*抜き出した文章*.
========================

老後準備編 後期高齢者まであと10年を切り、いまから準備しておこうと書いています。

いまから10年後を考えて    使わない機能は衰える    老後は社会参加?
老後に見栄は必要ないが    認知症と老人性痴呆    薬は飲まない方がいいと言うが


いまから10年後を考えておかなければ

この春に65歳になった。 かれこれ10年前から、年金生活をつつがなく送るにはどうしたらいいか考えてブログに書いてきた。その甲斐あって、おカネには相変わらず苦労しているけれど、まずまずの生活を送ることができている。

最近思うのは、その頃と同様、これから10年後のことを考えて準備しなければならないということである。65歳で年金が満額出るからひと安心などと油断していたら、すぐに次の問題が出てくるはずだ。

10年後には、「後期高齢者」である。となると、まず心配になるのが老化が進むことである。正直なところ、年とって心身が衰えるのは仕方ないような気もするけれど、かといって日常生活をひとりでできなくなるのは厄介である。

迷惑をかけるのが家族ならまだいいけれど、施設に入ることにでもなれば、私の大嫌いな団体生活である。ボケてしまえば自分では分からなくなるという話もあるが。

まずは情報収集である。このところ、老後に関する本や健康に関する本をよく読んでいる。なるほどと思うこともあれば、それは違うんじゃないかと思うこともある。

医者だの専門家だから間違えないのかというと、そんなことはない。ついこの間まで、バターは動物性だからダメでマーガリンが健康的だとか、糖分がなければ脳のエネルギー源がないと言っていたのである。

自分の頭で考えて、なるほどというものは取り入れるし、そうでないものは却下すべきであろう。ひとの言うことを聞いて心身に支障をきたせば、わが身にふりかかってくるのである。

ということで、これから少しずつ、老後のことについて記事を書いてみたいと思っている。

まず最初に考えるべきは、10年後に何が大切になるかである。おカネももちろん大切だけれども、これについては「入って来るおカネの範囲内で暮らす」しか答えがない。入るのを増やすためにストレスを増やしても仕方がない。

========================

*提供された資料*.
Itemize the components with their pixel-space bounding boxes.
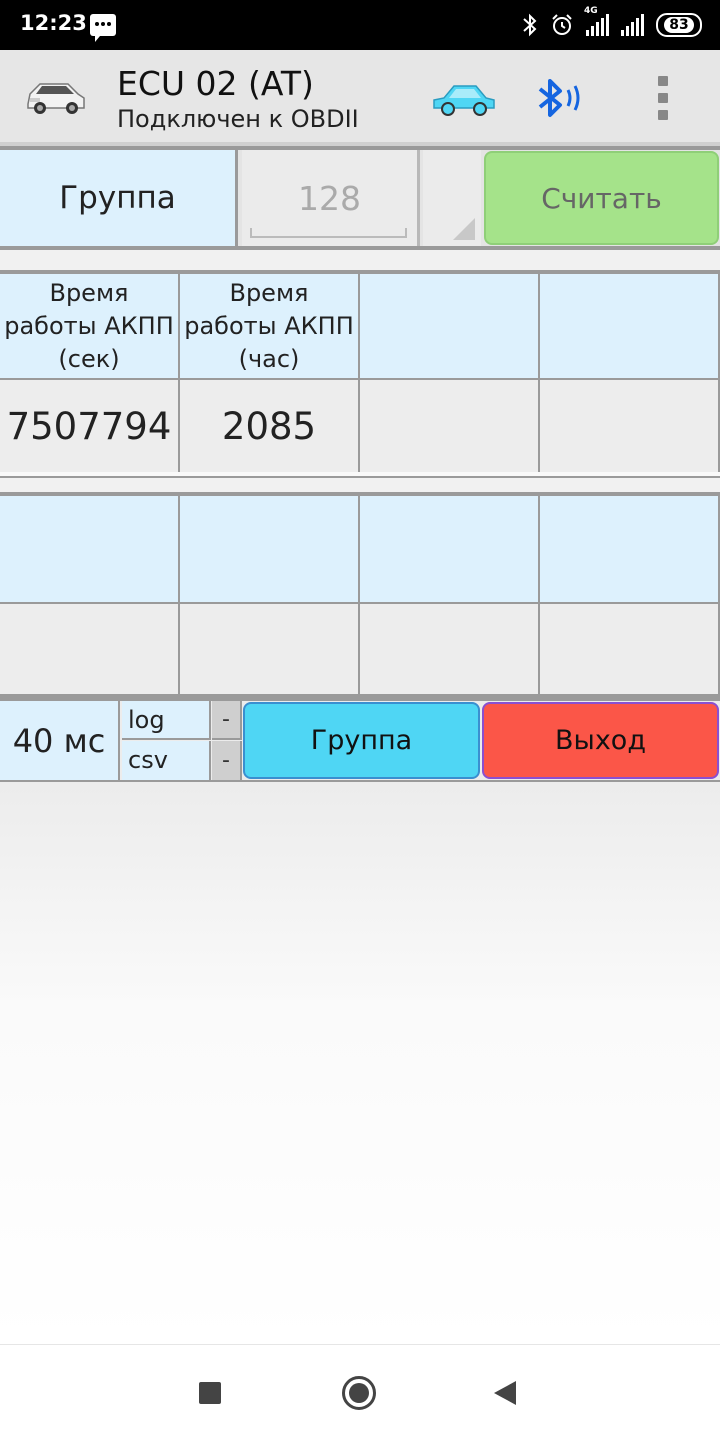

========================

*取り組む課題*.
1. 次の (a)〜(c) が老後の準備についての文章の内容と合っているかを、それぞれ「はい」か「いいえ」で答えてください。決め手になった文章中の言葉もそのまま引用してください。
(a) 筆者はこの春に65歳になった。
(b) 筆者は団体生活が好きだ。
(c) 筆者はおカネに苦労していない。
2. 老後の準備についての文章の冒頭に並んでいる記事の見出しを、すべて挙げてください。
3. 老後の準備についての文章を、最後の文のすぐあとから書き継いでください。

*各課題の解答*.
1.
(a) はい。「この春に65歳になった。」
(b) いいえ。「私の大嫌いな団体生活である」
(c) いいえ。「おカネには相変わらず苦労しているけれど」

2.
いまから10年後を考えて
使わない機能は衰える
老後は社会参加?
老後に見栄は必要ないが
認知症と老人性痴呆
薬は飲まない方がいいと言うが

3.
おカネ以上に大切なのは、心身の健康だと思っている。当り前といえば当り前だが、その当り前が難しい。いろいろ考えたが、いまのところ「頭」「足腰」「胃腸」をまともに保つことが最重要と考えている。

いくらおカネに不自由しなくても、ボケてしまったり足腰がきかなくなったり、お酒やおいしいものを食べられなくなったら、生きていく意欲が半減してしまうだろう。

歯とか目とか耳とか、他にもいろいろ大切なところはありそうだが、まずはこの3つ。10年後に後期高齢者になった時に、この歳でこの程度ならいいんじゃないかと自分で思えるレベルを目標にしたい。

[Aug 29, 2022]

使わない機能は衰える・その通りだと思う

「マーガリンは健康的」レベルの疑わしい話はおいおい採り上げてみるけれども、まず間違いないと全面的に同意するのが、「使わない機能は衰える」ことである。

足を骨折して入院していたお年寄りが、そのまま寝たきりになったという話はよく聞く。足腰は見てすぐ分かるけれども、それ以外の部分、脳でもどこでも、使わない機能がどんどん衰えるというのは、自然の摂理にかなっているように思う。

だからという訳ではないが、1日に少なくとも2~3時間はキーボードを叩いている。ネットを閲覧するだけよりも、自分で文章を考えたりExcelを操作する方が、より頭を使うのではないかと思っている。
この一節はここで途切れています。